WORK TO DO =
Reproduce the listing below word for word, omitting the picture.

====== MATERIAL FOR THE TASK

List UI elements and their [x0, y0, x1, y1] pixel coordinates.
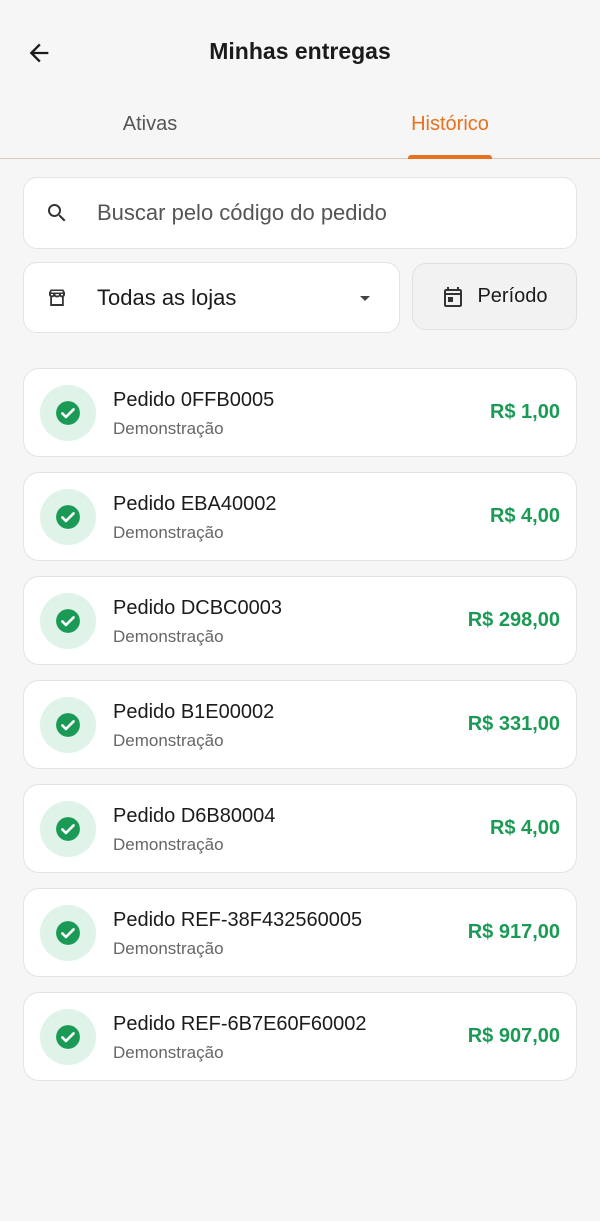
order-subtitle: Demonstração	[113, 939, 224, 958]
order-item[interactable]: Pedido D6B80004 Demonstração R$ 4,00	[23, 784, 577, 873]
order-price: R$ 907,00	[467, 1025, 560, 1047]
storefront-icon	[49, 289, 65, 306]
order-name: Pedido REF-38F432560005	[113, 909, 363, 931]
status-badge	[40, 1009, 96, 1065]
order-name: Pedido B1E00002	[113, 701, 275, 723]
status-badge	[40, 697, 96, 753]
app-screen: Minhas entregas Ativas Histórico Todas a…	[0, 0, 600, 1221]
check-circle-icon	[56, 505, 80, 529]
search-icon	[48, 204, 66, 222]
page-title: Minhas entregas	[209, 38, 391, 64]
tab-ativas[interactable]: Ativas	[0, 104, 300, 158]
order-item[interactable]: Pedido EBA40002 Demonstração R$ 4,00	[23, 472, 577, 561]
order-price: R$ 4,00	[489, 817, 560, 839]
check-circle-icon	[56, 1025, 80, 1049]
order-price: R$ 298,00	[467, 609, 560, 631]
order-name: Pedido EBA40002	[113, 493, 277, 515]
order-subtitle: Demonstração	[113, 523, 224, 542]
order-item[interactable]: Pedido B1E00002 Demonstração R$ 331,00	[23, 680, 577, 769]
order-item[interactable]: Pedido REF-6B7E60F60002 Demonstração R$ …	[23, 992, 577, 1081]
status-badge	[40, 489, 96, 545]
order-subtitle: Demonstração	[113, 1043, 224, 1062]
order-subtitle: Demonstração	[113, 835, 224, 854]
order-subtitle: Demonstração	[113, 627, 224, 646]
order-price: R$ 1,00	[489, 401, 560, 423]
status-badge	[40, 905, 96, 961]
order-item[interactable]: Pedido REF-38F432560005 Demonstração R$ …	[23, 888, 577, 977]
check-circle-icon	[56, 609, 80, 633]
order-price: R$ 331,00	[467, 713, 560, 735]
check-circle-icon	[56, 401, 80, 425]
search-input[interactable]	[97, 200, 537, 226]
order-subtitle: Demonstração	[113, 731, 224, 750]
order-name: Pedido D6B80004	[113, 805, 276, 827]
tab-bar: Ativas Histórico	[0, 104, 600, 159]
order-item[interactable]: Pedido DCBC0003 Demonstração R$ 298,00	[23, 576, 577, 665]
order-name: Pedido DCBC0003	[113, 597, 282, 619]
order-price: R$ 917,00	[467, 921, 560, 943]
active-tab-indicator	[408, 155, 492, 159]
status-badge	[40, 385, 96, 441]
status-badge	[40, 593, 96, 649]
check-circle-icon	[56, 713, 80, 737]
status-badge	[40, 801, 96, 857]
search-box	[23, 177, 577, 249]
store-select[interactable]: Todas as lojas	[23, 262, 400, 333]
period-button-label: Período	[477, 285, 548, 307]
caret-down-icon	[360, 295, 370, 301]
order-price: R$ 4,00	[489, 505, 560, 527]
app-header: Minhas entregas	[0, 0, 600, 104]
period-button[interactable]: Período	[412, 263, 577, 330]
store-select-label: Todas as lojas	[97, 284, 237, 310]
order-name: Pedido 0FFB0005	[113, 389, 275, 411]
check-circle-icon	[56, 921, 80, 945]
order-name: Pedido REF-6B7E60F60002	[113, 1013, 367, 1035]
check-circle-icon	[56, 817, 80, 841]
calendar-icon	[444, 286, 463, 307]
tab-historico[interactable]: Histórico	[300, 104, 600, 158]
order-item[interactable]: Pedido 0FFB0005 Demonstração R$ 1,00	[23, 368, 577, 457]
order-subtitle: Demonstração	[113, 419, 224, 438]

============

OUTPUT BELOW =
List UI elements and their [x0, y0, x1, y1] pixel coordinates.
order-subtitle: Demonstração	[113, 939, 224, 958]
order-item[interactable]: Pedido D6B80004 Demonstração R$ 4,00	[23, 784, 577, 873]
order-price: R$ 907,00	[467, 1025, 560, 1047]
storefront-icon	[49, 289, 65, 306]
order-name: Pedido REF-38F432560005	[113, 909, 363, 931]
status-badge	[40, 1009, 96, 1065]
order-name: Pedido B1E00002	[113, 701, 275, 723]
status-badge	[40, 697, 96, 753]
app-screen: Minhas entregas Ativas Histórico Todas a…	[0, 0, 600, 1221]
check-circle-icon	[56, 505, 80, 529]
search-icon	[48, 204, 66, 222]
page-title: Minhas entregas	[209, 38, 391, 64]
tab-ativas[interactable]: Ativas	[0, 104, 300, 158]
order-item[interactable]: Pedido EBA40002 Demonstração R$ 4,00	[23, 472, 577, 561]
order-price: R$ 4,00	[489, 817, 560, 839]
check-circle-icon	[56, 1025, 80, 1049]
order-price: R$ 298,00	[467, 609, 560, 631]
order-name: Pedido EBA40002	[113, 493, 277, 515]
order-subtitle: Demonstração	[113, 523, 224, 542]
order-item[interactable]: Pedido B1E00002 Demonstração R$ 331,00	[23, 680, 577, 769]
order-item[interactable]: Pedido REF-6B7E60F60002 Demonstração R$ …	[23, 992, 577, 1081]
status-badge	[40, 489, 96, 545]
order-subtitle: Demonstração	[113, 1043, 224, 1062]
order-subtitle: Demonstração	[113, 835, 224, 854]
order-subtitle: Demonstração	[113, 627, 224, 646]
order-price: R$ 1,00	[489, 401, 560, 423]
status-badge	[40, 905, 96, 961]
order-item[interactable]: Pedido REF-38F432560005 Demonstração R$ …	[23, 888, 577, 977]
check-circle-icon	[56, 609, 80, 633]
order-price: R$ 331,00	[467, 713, 560, 735]
check-circle-icon	[56, 401, 80, 425]
search-input[interactable]	[97, 200, 537, 226]
order-subtitle: Demonstração	[113, 731, 224, 750]
order-name: Pedido D6B80004	[113, 805, 276, 827]
tab-bar: Ativas Histórico	[0, 104, 600, 159]
order-item[interactable]: Pedido DCBC0003 Demonstração R$ 298,00	[23, 576, 577, 665]
order-name: Pedido DCBC0003	[113, 597, 282, 619]
order-price: R$ 917,00	[467, 921, 560, 943]
active-tab-indicator	[408, 155, 492, 159]
status-badge	[40, 385, 96, 441]
status-badge	[40, 593, 96, 649]
check-circle-icon	[56, 713, 80, 737]
status-badge	[40, 801, 96, 857]
search-box	[23, 177, 577, 249]
store-select[interactable]: Todas as lojas	[23, 262, 400, 333]
period-button-label: Período	[477, 285, 548, 307]
caret-down-icon	[360, 295, 370, 301]
order-price: R$ 4,00	[489, 505, 560, 527]
app-header: Minhas entregas	[0, 0, 600, 104]
period-button[interactable]: Período	[412, 263, 577, 330]
store-select-label: Todas as lojas	[97, 284, 237, 310]
order-name: Pedido 0FFB0005	[113, 389, 275, 411]
check-circle-icon	[56, 921, 80, 945]
order-name: Pedido REF-6B7E60F60002	[113, 1013, 367, 1035]
check-circle-icon	[56, 817, 80, 841]
calendar-icon	[444, 286, 463, 307]
tab-historico[interactable]: Histórico	[300, 104, 600, 158]
order-item[interactable]: Pedido 0FFB0005 Demonstração R$ 1,00	[23, 368, 577, 457]
order-subtitle: Demonstração	[113, 419, 224, 438]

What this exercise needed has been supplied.